Begin STORED ROWS
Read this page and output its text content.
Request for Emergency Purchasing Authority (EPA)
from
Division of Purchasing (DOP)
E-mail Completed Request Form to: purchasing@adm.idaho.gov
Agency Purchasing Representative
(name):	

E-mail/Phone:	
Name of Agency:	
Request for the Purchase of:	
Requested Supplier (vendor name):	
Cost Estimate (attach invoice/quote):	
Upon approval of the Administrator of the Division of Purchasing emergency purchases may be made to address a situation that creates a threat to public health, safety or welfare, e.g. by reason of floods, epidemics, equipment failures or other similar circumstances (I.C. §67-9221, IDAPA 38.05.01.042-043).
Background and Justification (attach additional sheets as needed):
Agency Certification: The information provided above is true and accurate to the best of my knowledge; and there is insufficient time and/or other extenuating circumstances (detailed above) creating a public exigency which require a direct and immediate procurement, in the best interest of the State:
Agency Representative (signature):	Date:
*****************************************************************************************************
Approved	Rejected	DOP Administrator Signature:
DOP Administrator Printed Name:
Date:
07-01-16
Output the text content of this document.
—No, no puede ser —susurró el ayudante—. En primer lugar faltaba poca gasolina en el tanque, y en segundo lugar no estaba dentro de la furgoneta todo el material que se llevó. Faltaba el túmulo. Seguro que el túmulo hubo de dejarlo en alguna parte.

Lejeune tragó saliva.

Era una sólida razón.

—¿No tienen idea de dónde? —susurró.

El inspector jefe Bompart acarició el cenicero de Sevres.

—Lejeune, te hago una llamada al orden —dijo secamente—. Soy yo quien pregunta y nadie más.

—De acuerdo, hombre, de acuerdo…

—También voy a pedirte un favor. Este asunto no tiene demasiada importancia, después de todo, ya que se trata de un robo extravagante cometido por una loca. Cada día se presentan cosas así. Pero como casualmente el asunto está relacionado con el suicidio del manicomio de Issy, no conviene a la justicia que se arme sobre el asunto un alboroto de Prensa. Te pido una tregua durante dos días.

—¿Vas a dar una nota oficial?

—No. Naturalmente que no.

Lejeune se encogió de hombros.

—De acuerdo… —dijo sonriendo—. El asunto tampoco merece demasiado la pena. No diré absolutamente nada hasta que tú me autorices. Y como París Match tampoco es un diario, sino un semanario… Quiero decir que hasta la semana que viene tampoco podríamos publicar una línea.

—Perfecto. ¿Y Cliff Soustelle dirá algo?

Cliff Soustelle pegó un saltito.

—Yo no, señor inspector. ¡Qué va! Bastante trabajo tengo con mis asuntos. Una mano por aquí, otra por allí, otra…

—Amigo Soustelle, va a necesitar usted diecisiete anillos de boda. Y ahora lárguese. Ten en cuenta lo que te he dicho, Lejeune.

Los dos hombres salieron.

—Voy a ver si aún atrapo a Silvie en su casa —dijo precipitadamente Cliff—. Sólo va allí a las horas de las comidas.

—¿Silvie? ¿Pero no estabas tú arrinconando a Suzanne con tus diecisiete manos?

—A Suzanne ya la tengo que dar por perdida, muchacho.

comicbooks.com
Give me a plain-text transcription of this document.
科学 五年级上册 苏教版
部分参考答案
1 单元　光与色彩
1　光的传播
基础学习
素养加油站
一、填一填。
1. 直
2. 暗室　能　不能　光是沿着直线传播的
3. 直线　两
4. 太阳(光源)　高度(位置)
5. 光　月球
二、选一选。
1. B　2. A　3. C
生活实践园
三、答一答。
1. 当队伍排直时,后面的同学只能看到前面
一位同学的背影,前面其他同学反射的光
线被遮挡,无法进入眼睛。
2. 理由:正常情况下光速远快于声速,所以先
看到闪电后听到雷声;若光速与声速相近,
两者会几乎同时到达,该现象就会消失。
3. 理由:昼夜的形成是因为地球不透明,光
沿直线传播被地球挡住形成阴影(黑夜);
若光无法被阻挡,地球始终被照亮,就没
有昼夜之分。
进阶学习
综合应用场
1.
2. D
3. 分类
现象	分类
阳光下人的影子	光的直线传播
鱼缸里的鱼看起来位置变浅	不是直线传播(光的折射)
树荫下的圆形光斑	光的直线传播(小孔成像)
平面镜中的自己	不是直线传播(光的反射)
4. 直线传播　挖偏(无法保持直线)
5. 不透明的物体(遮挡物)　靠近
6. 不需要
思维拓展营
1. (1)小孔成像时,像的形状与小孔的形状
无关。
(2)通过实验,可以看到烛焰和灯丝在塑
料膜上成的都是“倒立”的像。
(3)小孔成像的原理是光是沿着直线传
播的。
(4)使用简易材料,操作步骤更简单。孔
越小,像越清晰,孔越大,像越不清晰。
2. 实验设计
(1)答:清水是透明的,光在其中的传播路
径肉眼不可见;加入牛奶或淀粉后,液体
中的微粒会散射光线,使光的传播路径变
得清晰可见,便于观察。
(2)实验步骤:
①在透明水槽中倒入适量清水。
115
End STORED ROWS
* YOUR OBJECTIVE
Print every entry exactly as it appears.

* TASK OUTPUT
Read this page and output its text content.
Request for Emergency Purchasing Authority (EPA)
from
Division of Purchasing (DOP)
E-mail Completed Request Form to: purchasing@adm.idaho.gov
Agency Purchasing Representative
(name):	

E-mail/Phone:	
Name of Agency:	
Request for the Purchase of:	
Requested Supplier (vendor name):	
Cost Estimate (attach invoice/quote):	
Upon approval of the Administrator of the Division of Purchasing emergency purchases may be made to address a situation that creates a threat to public health, safety or welfare, e.g. by reason of floods, epidemics, equipment failures or other similar circumstances (I.C. §67-9221, IDAPA 38.05.01.042-043).
Background and Justification (attach additional sheets as needed):
Agency Certification: The information provided above is true and accurate to the best of my knowledge; and there is insufficient time and/or other extenuating circumstances (detailed above) creating a public exigency which require a direct and immediate procurement, in the best interest of the State:
Agency Representative (signature):	Date:
*****************************************************************************************************
Approved	Rejected	DOP Administrator Signature:
DOP Administrator Printed Name:
Date:
07-01-16
Output the text content of this document.
—No, no puede ser —susurró el ayudante—. En primer lugar faltaba poca gasolina en el tanque, y en segundo lugar no estaba dentro de la furgoneta todo el material que se llevó. Faltaba el túmulo. Seguro que el túmulo hubo de dejarlo en alguna parte.

Lejeune tragó saliva.

Era una sólida razón.

—¿No tienen idea de dónde? —susurró.

El inspector jefe Bompart acarició el cenicero de Sevres.

—Lejeune, te hago una llamada al orden —dijo secamente—. Soy yo quien pregunta y nadie más.

—De acuerdo, hombre, de acuerdo…

—También voy a pedirte un favor. Este asunto no tiene demasiada importancia, después de todo, ya que se trata de un robo extravagante cometido por una loca. Cada día se presentan cosas así. Pero como casualmente el asunto está relacionado con el suicidio del manicomio de Issy, no conviene a la justicia que se arme sobre el asunto un alboroto de Prensa. Te pido una tregua durante dos días.

—¿Vas a dar una nota oficial?

—No. Naturalmente que no.

Lejeune se encogió de hombros.

—De acuerdo… —dijo sonriendo—. El asunto tampoco merece demasiado la pena. No diré absolutamente nada hasta que tú me autorices. Y como París Match tampoco es un diario, sino un semanario… Quiero decir que hasta la semana que viene tampoco podríamos publicar una línea.

—Perfecto. ¿Y Cliff Soustelle dirá algo?

Cliff Soustelle pegó un saltito.

—Yo no, señor inspector. ¡Qué va! Bastante trabajo tengo con mis asuntos. Una mano por aquí, otra por allí, otra…

—Amigo Soustelle, va a necesitar usted diecisiete anillos de boda. Y ahora lárguese. Ten en cuenta lo que te he dicho, Lejeune.

Los dos hombres salieron.

—Voy a ver si aún atrapo a Silvie en su casa —dijo precipitadamente Cliff—. Sólo va allí a las horas de las comidas.

—¿Silvie? ¿Pero no estabas tú arrinconando a Suzanne con tus diecisiete manos?

—A Suzanne ya la tengo que dar por perdida, muchacho.

comicbooks.com
Give me a plain-text transcription of this document.
科学 五年级上册 苏教版
部分参考答案
1 单元　光与色彩
1　光的传播
基础学习
素养加油站
一、填一填。
1. 直
2. 暗室　能　不能　光是沿着直线传播的
3. 直线　两
4. 太阳(光源)　高度(位置)
5. 光　月球
二、选一选。
1. B　2. A　3. C
生活实践园
三、答一答。
1. 当队伍排直时,后面的同学只能看到前面
一位同学的背影,前面其他同学反射的光
线被遮挡,无法进入眼睛。
2. 理由:正常情况下光速远快于声速,所以先
看到闪电后听到雷声;若光速与声速相近,
两者会几乎同时到达,该现象就会消失。
3. 理由:昼夜的形成是因为地球不透明,光
沿直线传播被地球挡住形成阴影(黑夜);
若光无法被阻挡,地球始终被照亮,就没
有昼夜之分。
进阶学习
综合应用场
1.
2. D
3. 分类
现象	分类
阳光下人的影子	光的直线传播
鱼缸里的鱼看起来位置变浅	不是直线传播(光的折射)
树荫下的圆形光斑	光的直线传播(小孔成像)
平面镜中的自己	不是直线传播(光的反射)
4. 直线传播　挖偏(无法保持直线)
5. 不透明的物体(遮挡物)　靠近
6. 不需要
思维拓展营
1. (1)小孔成像时,像的形状与小孔的形状
无关。
(2)通过实验,可以看到烛焰和灯丝在塑
料膜上成的都是“倒立”的像。
(3)小孔成像的原理是光是沿着直线传
播的。
(4)使用简易材料,操作步骤更简单。孔
越小,像越清晰,孔越大,像越不清晰。
2. 实验设计
(1)答:清水是透明的,光在其中的传播路
径肉眼不可见;加入牛奶或淀粉后,液体
中的微粒会散射光线,使光的传播路径变
得清晰可见,便于观察。
(2)实验步骤:
①在透明水槽中倒入适量清水。
115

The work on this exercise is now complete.